WORK ITEM
Can you extract, word for word, the part of the Maimonides text between "In 1148, Cordoba" and "period of wandering.", inclusive?

-------- READING TEXT --------


    In medieval Spain, these sciences were components of a curriculum shared by young Jewish and Muslim scholars of the educated classes who were part of a lively intellectual milieu.  It was during this period that Maimonides mentioned having met the famous Muslim mathematician and astronomer Jabir b. Aflah al-Ishbili.

    In these early years he wrote treatises on logic, and on geometry and optics. 

  • INTELLECTUAL MILIEU AND INFLUENCES

    Maimonides was greatly influenced by Muslim philosophers who combined Aristotelian and Neoplatonic philosophy, such as Farabi, Ibn Sina  (Avicenna),  and the Spanish Ibn Bajja (Avempace) (Zaragoza 1095-1138). Maimonides’ writings influenced the great Christian scholastic theologians such as Aquinas and Albertus Magnus, and, in later centuries, Spinoza and Leibnitz.

  • FORCED TO LEAVE CORDOBA

    In 1148, Cordoba was taken over by the intolerant dynasty of the Muwahhidun (Almohads), who by then ruled most of the Maghreb as well. The Almohads deprived the non-Muslim communities of their previous rights and persecuted them with threats of forced conversion or deportation. The Maimonides family, like many others, left Cordoba and began an extended period of wandering.

  • 1160-1165 - FORCED CONVERSION

    In 1160, the family settled in Fez, Morocco which was also under the rule of the Almohads as well, where Maimonides witnessed terrible persecutions.

    It seems that during this period the family was forced to convert.

-------- SUPPLIED DATA --------

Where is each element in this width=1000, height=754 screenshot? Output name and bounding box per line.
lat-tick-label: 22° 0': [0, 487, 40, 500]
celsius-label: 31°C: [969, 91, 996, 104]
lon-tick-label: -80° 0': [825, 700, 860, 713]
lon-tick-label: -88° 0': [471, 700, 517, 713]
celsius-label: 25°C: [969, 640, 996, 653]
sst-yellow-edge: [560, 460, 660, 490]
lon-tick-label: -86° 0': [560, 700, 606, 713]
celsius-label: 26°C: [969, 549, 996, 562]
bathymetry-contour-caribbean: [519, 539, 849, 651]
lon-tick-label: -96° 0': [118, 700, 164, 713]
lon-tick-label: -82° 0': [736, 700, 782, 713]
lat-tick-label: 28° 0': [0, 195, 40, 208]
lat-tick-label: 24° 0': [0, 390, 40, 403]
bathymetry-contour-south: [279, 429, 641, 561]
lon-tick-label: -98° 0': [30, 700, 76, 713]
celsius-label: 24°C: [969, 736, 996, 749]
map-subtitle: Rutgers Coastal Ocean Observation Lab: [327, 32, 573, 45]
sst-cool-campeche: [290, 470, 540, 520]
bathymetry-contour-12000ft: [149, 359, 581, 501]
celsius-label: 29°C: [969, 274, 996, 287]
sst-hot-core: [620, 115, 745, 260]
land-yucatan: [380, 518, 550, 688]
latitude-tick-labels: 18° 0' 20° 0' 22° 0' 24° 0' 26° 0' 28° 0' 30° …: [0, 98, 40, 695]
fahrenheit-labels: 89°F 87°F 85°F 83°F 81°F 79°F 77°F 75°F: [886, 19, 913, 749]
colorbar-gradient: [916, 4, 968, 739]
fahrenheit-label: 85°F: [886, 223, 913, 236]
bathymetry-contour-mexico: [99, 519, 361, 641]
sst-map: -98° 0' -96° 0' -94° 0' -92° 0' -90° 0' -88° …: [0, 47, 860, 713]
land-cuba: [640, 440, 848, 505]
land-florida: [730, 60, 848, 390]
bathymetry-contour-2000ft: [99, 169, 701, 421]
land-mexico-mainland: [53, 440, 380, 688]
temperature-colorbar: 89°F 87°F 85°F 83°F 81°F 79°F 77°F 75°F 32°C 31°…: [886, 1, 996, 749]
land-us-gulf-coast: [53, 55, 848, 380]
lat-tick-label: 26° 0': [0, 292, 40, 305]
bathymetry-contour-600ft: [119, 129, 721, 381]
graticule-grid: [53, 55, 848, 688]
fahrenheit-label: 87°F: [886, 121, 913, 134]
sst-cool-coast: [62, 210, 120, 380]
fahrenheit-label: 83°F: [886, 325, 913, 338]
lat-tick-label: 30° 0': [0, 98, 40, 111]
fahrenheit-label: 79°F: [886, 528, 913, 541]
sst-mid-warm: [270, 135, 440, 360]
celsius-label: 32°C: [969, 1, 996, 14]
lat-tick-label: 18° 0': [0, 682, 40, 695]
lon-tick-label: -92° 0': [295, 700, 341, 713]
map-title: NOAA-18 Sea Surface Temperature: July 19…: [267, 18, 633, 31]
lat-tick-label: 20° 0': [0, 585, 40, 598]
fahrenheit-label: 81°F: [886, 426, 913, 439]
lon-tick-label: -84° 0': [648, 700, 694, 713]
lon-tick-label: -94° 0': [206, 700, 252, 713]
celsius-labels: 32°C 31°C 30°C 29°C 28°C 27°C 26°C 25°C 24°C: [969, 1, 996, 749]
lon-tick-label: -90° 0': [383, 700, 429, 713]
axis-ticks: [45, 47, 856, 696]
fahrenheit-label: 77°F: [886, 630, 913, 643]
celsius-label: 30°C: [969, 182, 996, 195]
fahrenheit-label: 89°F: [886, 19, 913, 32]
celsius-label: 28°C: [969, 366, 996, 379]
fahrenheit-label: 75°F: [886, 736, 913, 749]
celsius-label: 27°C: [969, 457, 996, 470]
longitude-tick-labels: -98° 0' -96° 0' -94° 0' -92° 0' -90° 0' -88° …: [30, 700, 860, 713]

--------

OUTPUT FOR THIS TASK
In 1148, Cordoba was taken over by the intolerant dynasty of the Muwahhidun (Almohads), who by then ruled most of the Maghreb as well. The Almohads deprived the non-Muslim communities of their previous rights and persecuted them with threats of forced conversion or deportation. The Maimonides family, like many others, left Cordoba and began an extended period of wandering.